§ **Directive**:
Below is a listing; reproduce each line of it exactly.

▼

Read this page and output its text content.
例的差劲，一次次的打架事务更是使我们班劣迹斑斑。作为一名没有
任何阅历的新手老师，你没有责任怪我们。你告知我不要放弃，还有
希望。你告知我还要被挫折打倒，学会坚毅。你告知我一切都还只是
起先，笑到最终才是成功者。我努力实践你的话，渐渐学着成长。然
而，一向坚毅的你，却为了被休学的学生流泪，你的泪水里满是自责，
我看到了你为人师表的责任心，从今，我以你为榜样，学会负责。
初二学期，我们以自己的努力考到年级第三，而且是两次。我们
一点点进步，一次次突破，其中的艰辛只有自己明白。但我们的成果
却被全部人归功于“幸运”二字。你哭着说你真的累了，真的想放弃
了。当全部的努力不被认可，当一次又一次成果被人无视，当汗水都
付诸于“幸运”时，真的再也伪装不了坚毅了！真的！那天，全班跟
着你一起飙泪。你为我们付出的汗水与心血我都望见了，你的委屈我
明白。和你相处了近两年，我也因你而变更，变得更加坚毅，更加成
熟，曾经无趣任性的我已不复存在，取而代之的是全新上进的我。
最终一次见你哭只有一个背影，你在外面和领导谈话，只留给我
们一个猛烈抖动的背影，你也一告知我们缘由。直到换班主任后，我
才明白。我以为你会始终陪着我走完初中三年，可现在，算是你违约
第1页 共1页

▲

§ **Response**:
Read this page and output its text content.
例的差劲，一次次的打架事务更是使我们班劣迹斑斑。作为一名没有
任何阅历的新手老师，你没有责任怪我们。你告知我不要放弃，还有
希望。你告知我还要被挫折打倒，学会坚毅。你告知我一切都还只是
起先，笑到最终才是成功者。我努力实践你的话，渐渐学着成长。然
而，一向坚毅的你，却为了被休学的学生流泪，你的泪水里满是自责，
我看到了你为人师表的责任心，从今，我以你为榜样，学会负责。
初二学期，我们以自己的努力考到年级第三，而且是两次。我们
一点点进步，一次次突破，其中的艰辛只有自己明白。但我们的成果
却被全部人归功于“幸运”二字。你哭着说你真的累了，真的想放弃
了。当全部的努力不被认可，当一次又一次成果被人无视，当汗水都
付诸于“幸运”时，真的再也伪装不了坚毅了！真的！那天，全班跟
着你一起飙泪。你为我们付出的汗水与心血我都望见了，你的委屈我
明白。和你相处了近两年，我也因你而变更，变得更加坚毅，更加成
熟，曾经无趣任性的我已不复存在，取而代之的是全新上进的我。
最终一次见你哭只有一个背影，你在外面和领导谈话，只留给我
们一个猛烈抖动的背影，你也一告知我们缘由。直到换班主任后，我
才明白。我以为你会始终陪着我走完初中三年，可现在，算是你违约
第1页 共1页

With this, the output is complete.